▶ Challenge
Search the data below for the string "Determine". Extract every line that contains it.

▶ Materials provided
────────────────────

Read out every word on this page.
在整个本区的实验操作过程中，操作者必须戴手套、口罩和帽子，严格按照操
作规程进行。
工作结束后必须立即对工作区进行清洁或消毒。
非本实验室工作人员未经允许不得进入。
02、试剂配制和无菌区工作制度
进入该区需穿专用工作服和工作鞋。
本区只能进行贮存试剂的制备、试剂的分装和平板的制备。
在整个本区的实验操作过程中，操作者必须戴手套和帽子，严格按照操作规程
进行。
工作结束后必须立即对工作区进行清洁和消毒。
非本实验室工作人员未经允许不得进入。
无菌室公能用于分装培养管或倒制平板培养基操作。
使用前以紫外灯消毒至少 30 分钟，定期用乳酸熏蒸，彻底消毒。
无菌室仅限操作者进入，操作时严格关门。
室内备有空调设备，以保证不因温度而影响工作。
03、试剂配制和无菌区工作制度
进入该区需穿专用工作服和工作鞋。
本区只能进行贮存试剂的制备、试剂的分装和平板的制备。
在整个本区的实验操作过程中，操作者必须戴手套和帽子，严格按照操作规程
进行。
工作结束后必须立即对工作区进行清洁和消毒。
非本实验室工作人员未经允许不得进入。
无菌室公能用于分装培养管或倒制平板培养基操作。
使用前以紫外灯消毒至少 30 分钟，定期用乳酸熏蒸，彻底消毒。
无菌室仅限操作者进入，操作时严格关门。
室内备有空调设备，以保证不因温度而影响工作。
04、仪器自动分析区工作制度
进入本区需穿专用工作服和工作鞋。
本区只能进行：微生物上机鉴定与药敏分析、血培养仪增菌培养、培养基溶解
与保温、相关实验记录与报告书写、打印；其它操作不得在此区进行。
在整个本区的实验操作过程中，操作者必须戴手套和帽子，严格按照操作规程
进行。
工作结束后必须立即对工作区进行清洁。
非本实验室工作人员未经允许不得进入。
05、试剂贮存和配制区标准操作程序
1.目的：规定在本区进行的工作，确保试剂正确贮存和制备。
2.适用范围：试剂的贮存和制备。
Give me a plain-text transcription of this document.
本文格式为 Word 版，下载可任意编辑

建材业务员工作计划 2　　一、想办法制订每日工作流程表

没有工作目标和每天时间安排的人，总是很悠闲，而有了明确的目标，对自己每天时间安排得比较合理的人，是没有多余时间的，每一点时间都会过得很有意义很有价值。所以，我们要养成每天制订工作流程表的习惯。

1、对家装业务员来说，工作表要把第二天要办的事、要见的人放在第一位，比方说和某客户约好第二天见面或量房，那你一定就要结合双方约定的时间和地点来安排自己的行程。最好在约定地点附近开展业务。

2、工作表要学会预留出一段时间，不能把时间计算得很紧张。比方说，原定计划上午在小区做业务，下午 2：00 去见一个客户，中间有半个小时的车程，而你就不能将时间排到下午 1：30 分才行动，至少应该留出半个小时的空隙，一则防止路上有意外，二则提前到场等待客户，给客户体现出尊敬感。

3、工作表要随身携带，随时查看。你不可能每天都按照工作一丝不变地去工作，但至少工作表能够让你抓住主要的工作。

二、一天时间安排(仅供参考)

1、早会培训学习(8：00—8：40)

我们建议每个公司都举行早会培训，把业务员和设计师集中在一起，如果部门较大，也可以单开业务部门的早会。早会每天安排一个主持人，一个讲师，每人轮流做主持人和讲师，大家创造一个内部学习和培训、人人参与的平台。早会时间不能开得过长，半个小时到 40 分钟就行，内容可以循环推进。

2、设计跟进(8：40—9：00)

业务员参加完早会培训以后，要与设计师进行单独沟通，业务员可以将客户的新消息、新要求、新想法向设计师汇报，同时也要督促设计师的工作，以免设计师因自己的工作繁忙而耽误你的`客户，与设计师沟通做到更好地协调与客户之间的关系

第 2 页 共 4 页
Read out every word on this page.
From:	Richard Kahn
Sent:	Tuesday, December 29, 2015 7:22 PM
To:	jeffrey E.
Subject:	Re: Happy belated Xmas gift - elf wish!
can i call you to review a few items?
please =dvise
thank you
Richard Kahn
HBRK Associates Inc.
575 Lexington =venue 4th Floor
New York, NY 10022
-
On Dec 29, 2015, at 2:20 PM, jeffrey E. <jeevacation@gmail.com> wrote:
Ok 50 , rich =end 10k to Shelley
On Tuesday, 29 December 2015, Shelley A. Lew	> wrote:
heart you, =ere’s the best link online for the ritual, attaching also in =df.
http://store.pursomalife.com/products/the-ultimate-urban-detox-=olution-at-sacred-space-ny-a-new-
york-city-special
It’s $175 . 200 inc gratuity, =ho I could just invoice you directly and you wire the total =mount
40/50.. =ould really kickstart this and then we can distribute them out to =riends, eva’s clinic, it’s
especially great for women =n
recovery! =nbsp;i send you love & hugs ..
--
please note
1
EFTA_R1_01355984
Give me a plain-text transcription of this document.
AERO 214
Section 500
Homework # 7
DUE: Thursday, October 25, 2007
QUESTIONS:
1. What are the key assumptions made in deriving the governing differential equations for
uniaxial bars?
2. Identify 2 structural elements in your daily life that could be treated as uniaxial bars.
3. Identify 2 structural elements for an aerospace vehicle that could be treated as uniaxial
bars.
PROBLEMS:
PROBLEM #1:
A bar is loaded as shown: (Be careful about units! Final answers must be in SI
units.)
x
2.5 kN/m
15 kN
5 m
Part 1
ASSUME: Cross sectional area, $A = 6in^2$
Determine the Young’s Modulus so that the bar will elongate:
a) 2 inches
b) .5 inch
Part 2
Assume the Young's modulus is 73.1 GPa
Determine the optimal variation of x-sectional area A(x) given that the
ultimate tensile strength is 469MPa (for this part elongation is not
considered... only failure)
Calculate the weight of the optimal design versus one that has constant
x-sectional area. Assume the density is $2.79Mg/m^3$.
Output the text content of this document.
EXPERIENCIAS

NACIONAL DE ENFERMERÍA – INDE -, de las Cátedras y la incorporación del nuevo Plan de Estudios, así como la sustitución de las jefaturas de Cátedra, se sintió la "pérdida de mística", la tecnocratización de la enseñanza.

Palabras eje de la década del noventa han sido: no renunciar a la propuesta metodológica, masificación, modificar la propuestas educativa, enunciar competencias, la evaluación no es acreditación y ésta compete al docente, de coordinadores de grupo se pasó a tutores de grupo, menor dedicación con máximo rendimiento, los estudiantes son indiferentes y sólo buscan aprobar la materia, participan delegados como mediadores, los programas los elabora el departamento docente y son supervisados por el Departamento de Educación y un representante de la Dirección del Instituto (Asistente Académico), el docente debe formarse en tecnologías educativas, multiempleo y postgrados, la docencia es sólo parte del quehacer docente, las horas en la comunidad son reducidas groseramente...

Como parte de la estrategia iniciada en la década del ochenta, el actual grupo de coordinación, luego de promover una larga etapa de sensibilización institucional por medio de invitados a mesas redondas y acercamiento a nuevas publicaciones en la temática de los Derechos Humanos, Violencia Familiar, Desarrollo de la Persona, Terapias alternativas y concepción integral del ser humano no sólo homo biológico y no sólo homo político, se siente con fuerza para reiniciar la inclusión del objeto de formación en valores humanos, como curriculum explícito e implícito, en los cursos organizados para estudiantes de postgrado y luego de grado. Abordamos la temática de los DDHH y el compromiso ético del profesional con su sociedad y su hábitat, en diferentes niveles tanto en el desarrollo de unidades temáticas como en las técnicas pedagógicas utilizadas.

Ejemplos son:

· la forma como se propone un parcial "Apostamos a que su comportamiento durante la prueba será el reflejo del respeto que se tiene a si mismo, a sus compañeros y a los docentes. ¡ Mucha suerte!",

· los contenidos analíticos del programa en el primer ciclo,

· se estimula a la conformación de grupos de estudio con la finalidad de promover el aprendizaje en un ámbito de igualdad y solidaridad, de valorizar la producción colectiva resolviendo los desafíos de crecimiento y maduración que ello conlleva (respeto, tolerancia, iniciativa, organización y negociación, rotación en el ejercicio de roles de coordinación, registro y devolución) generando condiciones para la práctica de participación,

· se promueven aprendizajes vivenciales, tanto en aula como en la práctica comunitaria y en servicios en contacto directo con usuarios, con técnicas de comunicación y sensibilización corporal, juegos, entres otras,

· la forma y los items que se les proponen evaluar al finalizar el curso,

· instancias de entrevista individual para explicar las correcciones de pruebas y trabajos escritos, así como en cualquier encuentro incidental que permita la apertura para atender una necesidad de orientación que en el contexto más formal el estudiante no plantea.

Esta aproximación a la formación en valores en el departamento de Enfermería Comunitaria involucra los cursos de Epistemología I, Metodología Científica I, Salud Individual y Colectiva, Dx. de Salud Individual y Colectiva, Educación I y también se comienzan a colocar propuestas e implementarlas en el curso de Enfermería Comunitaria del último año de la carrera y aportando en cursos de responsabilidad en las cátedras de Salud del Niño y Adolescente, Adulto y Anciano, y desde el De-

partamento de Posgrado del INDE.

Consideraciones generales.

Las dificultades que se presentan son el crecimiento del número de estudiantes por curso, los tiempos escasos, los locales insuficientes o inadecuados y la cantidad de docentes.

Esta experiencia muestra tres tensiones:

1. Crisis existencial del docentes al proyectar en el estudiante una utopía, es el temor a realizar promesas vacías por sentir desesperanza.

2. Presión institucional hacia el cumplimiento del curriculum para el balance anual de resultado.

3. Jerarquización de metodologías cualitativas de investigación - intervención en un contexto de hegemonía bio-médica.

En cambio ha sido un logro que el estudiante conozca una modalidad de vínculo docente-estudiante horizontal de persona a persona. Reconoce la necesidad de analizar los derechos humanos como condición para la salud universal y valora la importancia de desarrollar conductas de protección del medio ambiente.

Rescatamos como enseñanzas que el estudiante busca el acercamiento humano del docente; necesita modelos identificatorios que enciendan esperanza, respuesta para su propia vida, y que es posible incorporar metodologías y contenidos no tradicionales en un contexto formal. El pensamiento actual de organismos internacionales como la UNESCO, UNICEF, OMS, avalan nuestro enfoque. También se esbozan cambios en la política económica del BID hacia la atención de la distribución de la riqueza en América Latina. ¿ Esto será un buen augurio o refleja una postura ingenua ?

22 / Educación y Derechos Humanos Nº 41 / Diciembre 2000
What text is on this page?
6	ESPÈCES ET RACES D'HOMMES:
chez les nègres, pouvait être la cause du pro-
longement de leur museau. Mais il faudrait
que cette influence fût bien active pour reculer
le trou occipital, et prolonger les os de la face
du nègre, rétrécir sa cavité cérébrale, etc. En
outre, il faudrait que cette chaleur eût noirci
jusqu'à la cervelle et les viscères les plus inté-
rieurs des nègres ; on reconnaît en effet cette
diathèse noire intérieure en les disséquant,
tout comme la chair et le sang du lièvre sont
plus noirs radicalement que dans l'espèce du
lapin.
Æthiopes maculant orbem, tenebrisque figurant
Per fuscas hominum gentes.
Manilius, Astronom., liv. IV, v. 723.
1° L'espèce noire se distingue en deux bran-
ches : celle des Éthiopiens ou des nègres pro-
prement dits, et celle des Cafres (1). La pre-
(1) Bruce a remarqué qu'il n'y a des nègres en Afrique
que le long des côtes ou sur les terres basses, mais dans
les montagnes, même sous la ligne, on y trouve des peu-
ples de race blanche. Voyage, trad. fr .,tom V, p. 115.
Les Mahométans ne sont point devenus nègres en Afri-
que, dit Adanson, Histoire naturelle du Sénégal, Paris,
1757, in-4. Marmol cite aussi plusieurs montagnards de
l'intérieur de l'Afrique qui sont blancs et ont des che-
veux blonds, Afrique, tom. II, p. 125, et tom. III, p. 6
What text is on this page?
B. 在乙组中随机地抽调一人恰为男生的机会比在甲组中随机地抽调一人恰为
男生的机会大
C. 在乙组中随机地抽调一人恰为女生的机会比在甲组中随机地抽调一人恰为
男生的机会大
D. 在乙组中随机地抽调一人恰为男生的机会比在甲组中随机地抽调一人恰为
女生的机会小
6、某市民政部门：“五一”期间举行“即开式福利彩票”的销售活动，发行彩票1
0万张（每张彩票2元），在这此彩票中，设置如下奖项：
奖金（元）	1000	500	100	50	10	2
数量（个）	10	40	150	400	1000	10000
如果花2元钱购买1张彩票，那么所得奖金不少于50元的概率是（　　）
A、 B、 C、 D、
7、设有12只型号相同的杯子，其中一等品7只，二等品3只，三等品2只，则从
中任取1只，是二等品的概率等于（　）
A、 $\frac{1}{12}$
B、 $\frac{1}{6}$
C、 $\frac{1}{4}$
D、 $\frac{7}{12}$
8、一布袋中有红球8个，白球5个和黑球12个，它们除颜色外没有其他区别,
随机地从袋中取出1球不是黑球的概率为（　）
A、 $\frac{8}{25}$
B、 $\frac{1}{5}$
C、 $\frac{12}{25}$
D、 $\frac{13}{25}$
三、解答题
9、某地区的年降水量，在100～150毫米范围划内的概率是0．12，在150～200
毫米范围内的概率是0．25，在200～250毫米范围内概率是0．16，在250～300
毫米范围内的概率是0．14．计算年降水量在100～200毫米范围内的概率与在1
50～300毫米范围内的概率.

────────────────────

▶ Solution to this problem
Determine the Young’s Modulus so that the bar will elongate:
Determine the optimal variation of x-sectional area A(x) given that the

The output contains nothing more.